WRITTEN EXERCISE:
Report how many lines of the listing below include the word "shape". Give nothing but the number.

RAW DATA:

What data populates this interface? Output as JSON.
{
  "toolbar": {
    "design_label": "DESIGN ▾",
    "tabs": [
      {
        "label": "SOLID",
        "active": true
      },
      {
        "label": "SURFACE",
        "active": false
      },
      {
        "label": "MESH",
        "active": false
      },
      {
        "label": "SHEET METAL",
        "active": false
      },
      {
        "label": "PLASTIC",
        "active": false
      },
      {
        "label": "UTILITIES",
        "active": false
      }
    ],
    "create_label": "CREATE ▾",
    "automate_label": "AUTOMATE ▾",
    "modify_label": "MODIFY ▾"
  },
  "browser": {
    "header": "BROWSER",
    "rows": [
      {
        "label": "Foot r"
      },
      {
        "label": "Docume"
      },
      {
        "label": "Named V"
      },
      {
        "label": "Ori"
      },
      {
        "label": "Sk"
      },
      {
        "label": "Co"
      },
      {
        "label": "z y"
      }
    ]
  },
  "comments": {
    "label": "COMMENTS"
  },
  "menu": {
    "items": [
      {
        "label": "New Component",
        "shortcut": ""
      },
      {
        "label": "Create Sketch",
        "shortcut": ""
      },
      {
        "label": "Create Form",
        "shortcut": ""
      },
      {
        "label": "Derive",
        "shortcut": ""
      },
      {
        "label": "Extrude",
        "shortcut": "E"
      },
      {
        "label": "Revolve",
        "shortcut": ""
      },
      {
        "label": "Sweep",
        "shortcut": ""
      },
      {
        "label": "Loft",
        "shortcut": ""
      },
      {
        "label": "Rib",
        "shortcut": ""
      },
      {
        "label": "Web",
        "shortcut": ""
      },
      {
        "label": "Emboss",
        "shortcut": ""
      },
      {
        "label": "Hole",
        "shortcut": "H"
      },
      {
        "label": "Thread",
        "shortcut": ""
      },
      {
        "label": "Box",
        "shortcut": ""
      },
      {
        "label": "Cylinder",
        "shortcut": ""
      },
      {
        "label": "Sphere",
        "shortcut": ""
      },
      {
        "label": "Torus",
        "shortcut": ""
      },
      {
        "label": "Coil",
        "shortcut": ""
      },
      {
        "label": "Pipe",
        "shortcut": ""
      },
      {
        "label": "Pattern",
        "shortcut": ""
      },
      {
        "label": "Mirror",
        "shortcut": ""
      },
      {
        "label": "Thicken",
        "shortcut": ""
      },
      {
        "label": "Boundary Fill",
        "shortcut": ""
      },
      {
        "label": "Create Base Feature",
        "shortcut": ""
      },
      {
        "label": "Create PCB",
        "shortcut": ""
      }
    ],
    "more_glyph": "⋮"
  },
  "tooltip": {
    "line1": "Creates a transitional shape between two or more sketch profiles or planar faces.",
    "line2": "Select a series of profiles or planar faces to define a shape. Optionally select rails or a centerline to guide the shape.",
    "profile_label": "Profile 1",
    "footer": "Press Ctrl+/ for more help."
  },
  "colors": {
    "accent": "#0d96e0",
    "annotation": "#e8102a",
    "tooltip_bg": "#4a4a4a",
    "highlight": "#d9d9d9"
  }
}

RESPONSE TO THIS EXERCISE:
2